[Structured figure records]
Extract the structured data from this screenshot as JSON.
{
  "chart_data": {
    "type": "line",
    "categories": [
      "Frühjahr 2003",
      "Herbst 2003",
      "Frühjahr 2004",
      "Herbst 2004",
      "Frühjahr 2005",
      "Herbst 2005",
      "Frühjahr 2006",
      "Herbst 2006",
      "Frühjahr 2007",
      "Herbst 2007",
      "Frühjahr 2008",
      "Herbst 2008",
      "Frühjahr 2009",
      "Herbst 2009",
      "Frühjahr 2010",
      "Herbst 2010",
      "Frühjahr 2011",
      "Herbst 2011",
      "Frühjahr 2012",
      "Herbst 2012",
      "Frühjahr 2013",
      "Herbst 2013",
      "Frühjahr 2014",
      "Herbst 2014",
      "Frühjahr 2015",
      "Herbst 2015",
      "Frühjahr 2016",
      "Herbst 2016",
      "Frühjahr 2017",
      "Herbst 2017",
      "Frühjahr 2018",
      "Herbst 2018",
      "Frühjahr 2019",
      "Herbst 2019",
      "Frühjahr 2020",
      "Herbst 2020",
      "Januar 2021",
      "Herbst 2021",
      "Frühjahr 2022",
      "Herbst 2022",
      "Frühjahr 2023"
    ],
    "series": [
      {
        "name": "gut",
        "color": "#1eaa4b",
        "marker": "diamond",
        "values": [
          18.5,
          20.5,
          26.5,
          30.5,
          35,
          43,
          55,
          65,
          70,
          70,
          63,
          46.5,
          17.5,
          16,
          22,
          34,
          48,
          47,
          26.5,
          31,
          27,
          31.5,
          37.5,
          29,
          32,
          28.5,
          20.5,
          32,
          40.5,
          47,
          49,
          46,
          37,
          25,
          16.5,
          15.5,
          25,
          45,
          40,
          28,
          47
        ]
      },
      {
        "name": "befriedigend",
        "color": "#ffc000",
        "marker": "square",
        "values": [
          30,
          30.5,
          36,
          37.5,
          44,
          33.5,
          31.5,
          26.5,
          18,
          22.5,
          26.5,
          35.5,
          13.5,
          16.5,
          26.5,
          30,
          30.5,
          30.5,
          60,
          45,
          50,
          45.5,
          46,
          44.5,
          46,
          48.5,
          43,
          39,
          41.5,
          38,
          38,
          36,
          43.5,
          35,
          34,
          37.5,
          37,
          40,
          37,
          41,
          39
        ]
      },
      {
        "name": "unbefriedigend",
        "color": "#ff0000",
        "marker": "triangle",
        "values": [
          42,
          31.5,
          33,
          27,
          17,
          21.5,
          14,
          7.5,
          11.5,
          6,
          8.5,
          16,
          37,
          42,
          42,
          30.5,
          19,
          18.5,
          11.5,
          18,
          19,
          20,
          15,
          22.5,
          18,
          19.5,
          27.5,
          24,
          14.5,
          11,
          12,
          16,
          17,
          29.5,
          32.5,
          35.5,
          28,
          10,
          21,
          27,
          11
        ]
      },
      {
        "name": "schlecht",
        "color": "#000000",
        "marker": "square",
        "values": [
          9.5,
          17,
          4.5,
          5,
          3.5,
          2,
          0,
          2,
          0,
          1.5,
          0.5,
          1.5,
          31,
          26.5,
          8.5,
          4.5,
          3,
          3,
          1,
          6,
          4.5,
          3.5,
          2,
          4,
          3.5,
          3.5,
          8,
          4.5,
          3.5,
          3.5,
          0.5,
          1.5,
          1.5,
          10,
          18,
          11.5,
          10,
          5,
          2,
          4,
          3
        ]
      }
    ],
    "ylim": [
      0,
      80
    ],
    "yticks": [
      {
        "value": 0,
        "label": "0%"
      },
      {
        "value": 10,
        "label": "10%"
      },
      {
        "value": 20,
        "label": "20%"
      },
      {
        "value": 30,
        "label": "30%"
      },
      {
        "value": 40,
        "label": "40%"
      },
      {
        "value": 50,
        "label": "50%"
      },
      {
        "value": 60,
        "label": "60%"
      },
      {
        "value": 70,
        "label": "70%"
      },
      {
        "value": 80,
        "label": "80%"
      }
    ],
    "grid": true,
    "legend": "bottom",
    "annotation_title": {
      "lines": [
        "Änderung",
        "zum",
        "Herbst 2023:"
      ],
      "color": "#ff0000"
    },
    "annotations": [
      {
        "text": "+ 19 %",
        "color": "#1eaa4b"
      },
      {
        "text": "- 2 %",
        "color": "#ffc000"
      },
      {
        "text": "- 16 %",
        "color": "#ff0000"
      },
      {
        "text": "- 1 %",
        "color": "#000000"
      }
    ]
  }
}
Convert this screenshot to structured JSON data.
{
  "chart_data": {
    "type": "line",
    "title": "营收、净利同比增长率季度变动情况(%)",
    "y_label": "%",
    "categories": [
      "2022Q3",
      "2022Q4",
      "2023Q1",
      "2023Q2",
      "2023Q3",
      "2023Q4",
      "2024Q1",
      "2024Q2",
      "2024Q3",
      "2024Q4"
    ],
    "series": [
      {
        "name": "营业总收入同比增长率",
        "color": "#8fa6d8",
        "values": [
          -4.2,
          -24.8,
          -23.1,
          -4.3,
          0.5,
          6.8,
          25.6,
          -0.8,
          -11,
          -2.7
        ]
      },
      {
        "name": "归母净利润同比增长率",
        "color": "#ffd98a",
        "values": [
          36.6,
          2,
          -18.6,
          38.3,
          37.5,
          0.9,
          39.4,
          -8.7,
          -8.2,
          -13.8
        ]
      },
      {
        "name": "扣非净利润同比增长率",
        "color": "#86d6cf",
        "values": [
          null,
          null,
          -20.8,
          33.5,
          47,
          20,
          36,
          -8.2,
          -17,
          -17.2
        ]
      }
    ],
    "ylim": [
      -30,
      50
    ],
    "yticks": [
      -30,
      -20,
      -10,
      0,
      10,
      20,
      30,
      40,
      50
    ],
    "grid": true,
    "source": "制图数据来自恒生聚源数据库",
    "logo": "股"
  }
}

→ **Written exercise**
Where a line contains the string "this", extract that line.

→ **Task response**
Extract the structured data from this screenshot as JSON.
Convert this screenshot to structured JSON data.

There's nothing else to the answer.